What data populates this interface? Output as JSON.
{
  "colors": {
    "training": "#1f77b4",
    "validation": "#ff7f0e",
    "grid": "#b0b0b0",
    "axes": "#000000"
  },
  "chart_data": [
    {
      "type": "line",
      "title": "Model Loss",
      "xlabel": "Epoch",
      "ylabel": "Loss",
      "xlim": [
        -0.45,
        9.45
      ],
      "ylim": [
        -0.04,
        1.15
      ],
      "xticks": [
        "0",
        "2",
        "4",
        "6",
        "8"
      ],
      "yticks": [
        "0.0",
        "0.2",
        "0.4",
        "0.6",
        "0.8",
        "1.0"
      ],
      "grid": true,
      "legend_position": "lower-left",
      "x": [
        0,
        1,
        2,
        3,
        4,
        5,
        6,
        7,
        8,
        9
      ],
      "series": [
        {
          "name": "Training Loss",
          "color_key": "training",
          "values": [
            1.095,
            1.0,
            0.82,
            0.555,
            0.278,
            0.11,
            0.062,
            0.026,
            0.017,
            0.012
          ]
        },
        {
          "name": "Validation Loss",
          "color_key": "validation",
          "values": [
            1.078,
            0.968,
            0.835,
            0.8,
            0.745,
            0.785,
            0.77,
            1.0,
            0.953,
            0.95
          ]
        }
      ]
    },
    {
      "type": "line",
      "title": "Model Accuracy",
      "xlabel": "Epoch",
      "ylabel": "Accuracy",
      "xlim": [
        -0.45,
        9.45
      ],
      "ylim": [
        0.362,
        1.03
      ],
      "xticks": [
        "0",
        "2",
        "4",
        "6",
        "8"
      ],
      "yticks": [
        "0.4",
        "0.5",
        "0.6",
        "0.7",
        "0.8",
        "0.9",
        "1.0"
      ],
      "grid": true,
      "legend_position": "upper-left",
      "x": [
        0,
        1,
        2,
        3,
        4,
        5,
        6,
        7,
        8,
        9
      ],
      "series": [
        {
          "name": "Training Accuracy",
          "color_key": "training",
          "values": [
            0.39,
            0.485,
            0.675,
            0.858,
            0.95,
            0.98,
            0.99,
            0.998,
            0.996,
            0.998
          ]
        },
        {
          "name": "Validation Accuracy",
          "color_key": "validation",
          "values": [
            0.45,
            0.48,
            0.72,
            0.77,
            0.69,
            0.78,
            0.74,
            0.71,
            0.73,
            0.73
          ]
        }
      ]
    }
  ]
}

- - -

■ Exercise: Copy out the whole listing, exactly as written.

■ Worked solution:
What data populates this interface? Output as JSON.
{
  "colors": {
    "training": "#1f77b4",
    "validation": "#ff7f0e",
    "grid": "#b0b0b0",
    "axes": "#000000"
  },
  "chart_data": [
    {
      "type": "line",
      "title": "Model Loss",
      "xlabel": "Epoch",
      "ylabel": "Loss",
      "xlim": [
        -0.45,
        9.45
      ],
      "ylim": [
        -0.04,
        1.15
      ],
      "xticks": [
        "0",
        "2",
        "4",
        "6",
        "8"
      ],
      "yticks": [
        "0.0",
        "0.2",
        "0.4",
        "0.6",
        "0.8",
        "1.0"
      ],
      "grid": true,
      "legend_position": "lower-left",
      "x": [
        0,
        1,
        2,
        3,
        4,
        5,
        6,
        7,
        8,
        9
      ],
      "series": [
        {
          "name": "Training Loss",
          "color_key": "training",
          "values": [
            1.095,
            1.0,
            0.82,
            0.555,
            0.278,
            0.11,
            0.062,
            0.026,
            0.017,
            0.012
          ]
        },
        {
          "name": "Validation Loss",
          "color_key": "validation",
          "values": [
            1.078,
            0.968,
            0.835,
            0.8,
            0.745,
            0.785,
            0.77,
            1.0,
            0.953,
            0.95
          ]
        }
      ]
    },
    {
      "type": "line",
      "title": "Model Accuracy",
      "xlabel": "Epoch",
      "ylabel": "Accuracy",
      "xlim": [
        -0.45,
        9.45
      ],
      "ylim": [
        0.362,
        1.03
      ],
      "xticks": [
        "0",
        "2",
        "4",
        "6",
        "8"
      ],
      "yticks": [
        "0.4",
        "0.5",
        "0.6",
        "0.7",
        "0.8",
        "0.9",
        "1.0"
      ],
      "grid": true,
      "legend_position": "upper-left",
      "x": [
        0,
        1,
        2,
        3,
        4,
        5,
        6,
        7,
        8,
        9
      ],
      "series": [
        {
          "name": "Training Accuracy",
          "color_key": "training",
          "values": [
            0.39,
            0.485,
            0.675,
            0.858,
            0.95,
            0.98,
            0.99,
            0.998,
            0.996,
            0.998
          ]
        },
        {
          "name": "Validation Accuracy",
          "color_key": "validation",
          "values": [
            0.45,
            0.48,
            0.72,
            0.77,
            0.69,
            0.78,
            0.74,
            0.71,
            0.73,
            0.73
          ]
        }
      ]
    }
  ]
}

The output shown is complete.